THE EXERCISE:
Express every line of the entries below as a single numbered list, leaving out the blank lines.

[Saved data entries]
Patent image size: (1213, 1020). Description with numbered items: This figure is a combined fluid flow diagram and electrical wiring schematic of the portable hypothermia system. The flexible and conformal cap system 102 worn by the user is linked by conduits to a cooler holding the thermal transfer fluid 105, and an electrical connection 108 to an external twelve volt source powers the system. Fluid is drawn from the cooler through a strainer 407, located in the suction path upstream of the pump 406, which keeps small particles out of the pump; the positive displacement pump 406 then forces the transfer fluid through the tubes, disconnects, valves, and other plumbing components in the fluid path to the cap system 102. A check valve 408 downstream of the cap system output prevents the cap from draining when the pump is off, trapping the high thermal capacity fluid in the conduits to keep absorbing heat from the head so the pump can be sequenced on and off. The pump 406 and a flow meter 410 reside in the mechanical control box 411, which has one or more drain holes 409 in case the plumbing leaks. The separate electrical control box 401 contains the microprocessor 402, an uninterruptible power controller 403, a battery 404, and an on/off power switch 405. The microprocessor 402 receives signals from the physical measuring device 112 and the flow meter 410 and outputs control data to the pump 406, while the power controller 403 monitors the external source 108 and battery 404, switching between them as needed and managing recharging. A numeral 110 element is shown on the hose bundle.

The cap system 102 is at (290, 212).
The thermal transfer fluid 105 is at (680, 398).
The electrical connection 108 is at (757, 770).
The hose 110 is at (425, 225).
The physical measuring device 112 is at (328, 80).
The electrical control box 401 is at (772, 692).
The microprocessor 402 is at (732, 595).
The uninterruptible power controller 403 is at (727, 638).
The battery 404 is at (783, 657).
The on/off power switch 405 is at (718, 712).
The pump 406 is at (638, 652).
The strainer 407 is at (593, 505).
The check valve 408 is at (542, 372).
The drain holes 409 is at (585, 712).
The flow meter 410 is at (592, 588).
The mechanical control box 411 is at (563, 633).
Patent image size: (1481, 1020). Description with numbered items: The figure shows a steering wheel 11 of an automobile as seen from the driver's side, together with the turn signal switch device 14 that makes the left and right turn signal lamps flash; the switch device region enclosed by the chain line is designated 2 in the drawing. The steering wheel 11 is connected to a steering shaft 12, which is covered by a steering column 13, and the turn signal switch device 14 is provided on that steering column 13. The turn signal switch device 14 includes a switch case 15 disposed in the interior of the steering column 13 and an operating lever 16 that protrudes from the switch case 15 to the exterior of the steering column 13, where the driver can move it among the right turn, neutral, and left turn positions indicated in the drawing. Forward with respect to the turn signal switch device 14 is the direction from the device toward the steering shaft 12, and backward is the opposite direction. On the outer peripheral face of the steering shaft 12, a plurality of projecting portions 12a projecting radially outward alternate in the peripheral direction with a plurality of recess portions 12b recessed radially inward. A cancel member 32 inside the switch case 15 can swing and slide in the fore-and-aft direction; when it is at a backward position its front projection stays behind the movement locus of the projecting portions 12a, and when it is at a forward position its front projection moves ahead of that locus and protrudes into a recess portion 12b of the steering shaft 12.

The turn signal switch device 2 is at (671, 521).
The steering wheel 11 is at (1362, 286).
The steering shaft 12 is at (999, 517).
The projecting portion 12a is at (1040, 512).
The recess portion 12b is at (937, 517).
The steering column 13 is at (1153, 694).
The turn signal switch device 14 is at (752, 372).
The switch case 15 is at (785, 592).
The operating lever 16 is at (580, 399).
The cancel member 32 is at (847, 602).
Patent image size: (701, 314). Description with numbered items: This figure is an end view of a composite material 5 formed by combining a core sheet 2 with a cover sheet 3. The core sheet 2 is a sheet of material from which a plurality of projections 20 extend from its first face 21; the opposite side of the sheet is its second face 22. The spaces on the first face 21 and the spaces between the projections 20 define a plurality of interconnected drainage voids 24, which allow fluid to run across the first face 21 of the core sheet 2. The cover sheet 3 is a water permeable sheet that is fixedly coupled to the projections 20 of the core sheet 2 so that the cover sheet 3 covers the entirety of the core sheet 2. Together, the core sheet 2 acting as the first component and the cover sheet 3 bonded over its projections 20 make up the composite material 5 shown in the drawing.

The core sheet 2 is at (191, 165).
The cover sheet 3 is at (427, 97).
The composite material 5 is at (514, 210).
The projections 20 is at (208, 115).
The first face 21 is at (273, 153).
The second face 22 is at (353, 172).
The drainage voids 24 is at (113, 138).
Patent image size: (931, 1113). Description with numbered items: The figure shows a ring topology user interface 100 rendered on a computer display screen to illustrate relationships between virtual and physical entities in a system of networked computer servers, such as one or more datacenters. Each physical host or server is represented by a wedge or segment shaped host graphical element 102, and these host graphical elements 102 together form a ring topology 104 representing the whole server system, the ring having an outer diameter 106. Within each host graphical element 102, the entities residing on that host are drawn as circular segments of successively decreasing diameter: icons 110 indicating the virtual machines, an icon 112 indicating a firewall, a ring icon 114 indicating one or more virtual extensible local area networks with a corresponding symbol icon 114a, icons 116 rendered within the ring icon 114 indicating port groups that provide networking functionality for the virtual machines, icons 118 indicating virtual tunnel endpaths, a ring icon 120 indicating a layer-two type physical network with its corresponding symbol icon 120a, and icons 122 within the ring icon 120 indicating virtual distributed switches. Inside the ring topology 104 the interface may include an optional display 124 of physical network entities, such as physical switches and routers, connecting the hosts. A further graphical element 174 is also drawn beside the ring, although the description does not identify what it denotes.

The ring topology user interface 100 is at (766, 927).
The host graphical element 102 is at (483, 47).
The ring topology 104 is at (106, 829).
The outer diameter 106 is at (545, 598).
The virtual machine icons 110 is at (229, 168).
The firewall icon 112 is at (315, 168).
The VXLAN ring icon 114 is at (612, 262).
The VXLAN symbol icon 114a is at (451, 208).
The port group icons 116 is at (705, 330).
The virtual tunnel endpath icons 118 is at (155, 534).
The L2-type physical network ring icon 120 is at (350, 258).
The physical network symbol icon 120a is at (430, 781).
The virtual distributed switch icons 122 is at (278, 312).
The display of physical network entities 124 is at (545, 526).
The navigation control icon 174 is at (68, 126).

RESPONSE TO THE TASK:
1. Patent image size: (1213, 1020). Description with numbered items: This figure is a combined fluid flow diagram and electrical wiring schematic of the portable hypothermia system. The flexible and conformal cap system 102 worn by the user is linked by conduits to a cooler holding the thermal transfer fluid 105, and an electrical connection 108 to an external twelve volt source powers the system. Fluid is drawn from the cooler through a strainer 407, located in the suction path upstream of the pump 406, which keeps small particles out of the pump; the positive displacement pump 406 then forces the transfer fluid through the tubes, disconnects, valves, and other plumbing components in the fluid path to the cap system 102. A check valve 408 downstream of the cap system output prevents the cap from draining when the pump is off, trapping the high thermal capacity fluid in the conduits to keep absorbing heat from the head so the pump can be sequenced on and off. The pump 406 and a flow meter 410 reside in the mechanical control box 411, which has one or more drain holes 409 in case the plumbing leaks. The separate electrical control box 401 contains the microprocessor 402, an uninterruptible power controller 403, a battery 404, and an on/off power switch 405. The microprocessor 402 receives signals from the physical measuring device 112 and the flow meter 410 and outputs control data to the pump 406, while the power controller 403 monitors the external source 108 and battery 404, switching between them as needed and managing recharging. A numeral 110 element is shown on the hose bundle.
2. The cap system 102 is at (290, 212).
3. The thermal transfer fluid 105 is at (680, 398).
4. The electrical connection 108 is at (757, 770).
5. The hose 110 is at (425, 225).
6. The physical measuring device 112 is at (328, 80).
7. The electrical control box 401 is at (772, 692).
8. The microprocessor 402 is at (732, 595).
9. The uninterruptible power controller 403 is at (727, 638).
10. The battery 404 is at (783, 657).
11. The on/off power switch 405 is at (718, 712).
12. The pump 406 is at (638, 652).
13. The strainer 407 is at (593, 505).
14. The check valve 408 is at (542, 372).
15. The drain holes 409 is at (585, 712).
16. The flow meter 410 is at (592, 588).
17. The mechanical control box 411 is at (563, 633).
18. Patent image size: (1481, 1020). Description with numbered items: The figure shows a steering wheel 11 of an automobile as seen from the driver's side, together with the turn signal switch device 14 that makes the left and right turn signal lamps flash; the switch device region enclosed by the chain line is designated 2 in the drawing. The steering wheel 11 is connected to a steering shaft 12, which is covered by a steering column 13, and the turn signal switch device 14 is provided on that steering column 13. The turn signal switch device 14 includes a switch case 15 disposed in the interior of the steering column 13 and an operating lever 16 that protrudes from the switch case 15 to the exterior of the steering column 13, where the driver can move it among the right turn, neutral, and left turn positions indicated in the drawing. Forward with respect to the turn signal switch device 14 is the direction from the device toward the steering shaft 12, and backward is the opposite direction. On the outer peripheral face of the steering shaft 12, a plurality of projecting portions 12a projecting radially outward alternate in the peripheral direction with a plurality of recess portions 12b recessed radially inward. A cancel member 32 inside the switch case 15 can swing and slide in the fore-and-aft direction; when it is at a backward position its front projection stays behind the movement locus of the projecting portions 12a, and when it is at a forward position its front projection moves ahead of that locus and protrudes into a recess portion 12b of the steering shaft 12.
19. The turn signal switch device 2 is at (671, 521).
20. The steering wheel 11 is at (1362, 286).
21. The steering shaft 12 is at (999, 517).
22. The projecting portion 12a is at (1040, 512).
23. The recess portion 12b is at (937, 517).
24. The steering column 13 is at (1153, 694).
25. The turn signal switch device 14 is at (752, 372).
26. The switch case 15 is at (785, 592).
27. The operating lever 16 is at (580, 399).
28. The cancel member 32 is at (847, 602).
29. Patent image size: (701, 314). Description with numbered items: This figure is an end view of a composite material 5 formed by combining a core sheet 2 with a cover sheet 3. The core sheet 2 is a sheet of material from which a plurality of projections 20 extend from its first face 21; the opposite side of the sheet is its second face 22. The spaces on the first face 21 and the spaces between the projections 20 define a plurality of interconnected drainage voids 24, which allow fluid to run across the first face 21 of the core sheet 2. The cover sheet 3 is a water permeable sheet that is fixedly coupled to the projections 20 of the core sheet 2 so that the cover sheet 3 covers the entirety of the core sheet 2. Together, the core sheet 2 acting as the first component and the cover sheet 3 bonded over its projections 20 make up the composite material 5 shown in the drawing.
30. The core sheet 2 is at (191, 165).
31. The cover sheet 3 is at (427, 97).
32. The composite material 5 is at (514, 210).
33. The projections 20 is at (208, 115).
34. The first face 21 is at (273, 153).
35. The second face 22 is at (353, 172).
36. The drainage voids 24 is at (113, 138).
37. Patent image size: (931, 1113). Description with numbered items: The figure shows a ring topology user interface 100 rendered on a computer display screen to illustrate relationships between virtual and physical entities in a system of networked computer servers, such as one or more datacenters. Each physical host or server is represented by a wedge or segment shaped host graphical element 102, and these host graphical elements 102 together form a ring topology 104 representing the whole server system, the ring having an outer diameter 106. Within each host graphical element 102, the entities residing on that host are drawn as circular segments of successively decreasing diameter: icons 110 indicating the virtual machines, an icon 112 indicating a firewall, a ring icon 114 indicating one or more virtual extensible local area networks with a corresponding symbol icon 114a, icons 116 rendered within the ring icon 114 indicating port groups that provide networking functionality for the virtual machines, icons 118 indicating virtual tunnel endpaths, a ring icon 120 indicating a layer-two type physical network with its corresponding symbol icon 120a, and icons 122 within the ring icon 120 indicating virtual distributed switches. Inside the ring topology 104 the interface may include an optional display 124 of physical network entities, such as physical switches and routers, connecting the hosts. A further graphical element 174 is also drawn beside the ring, although the description does not identify what it denotes.
38. The ring topology user interface 100 is at (766, 927).
39. The host graphical element 102 is at (483, 47).
40. The ring topology 104 is at (106, 829).
41. The outer diameter 106 is at (545, 598).
42. The virtual machine icons 110 is at (229, 168).
43. The firewall icon 112 is at (315, 168).
44. The VXLAN ring icon 114 is at (612, 262).
45. The VXLAN symbol icon 114a is at (451, 208).
46. The port group icons 116 is at (705, 330).
47. The virtual tunnel endpath icons 118 is at (155, 534).
48. The L2-type physical network ring icon 120 is at (350, 258).
49. The physical network symbol icon 120a is at (430, 781).
50. The virtual distributed switch icons 122 is at (278, 312).
51. The display of physical network entities 124 is at (545, 526).
52. The navigation control icon 174 is at (68, 126).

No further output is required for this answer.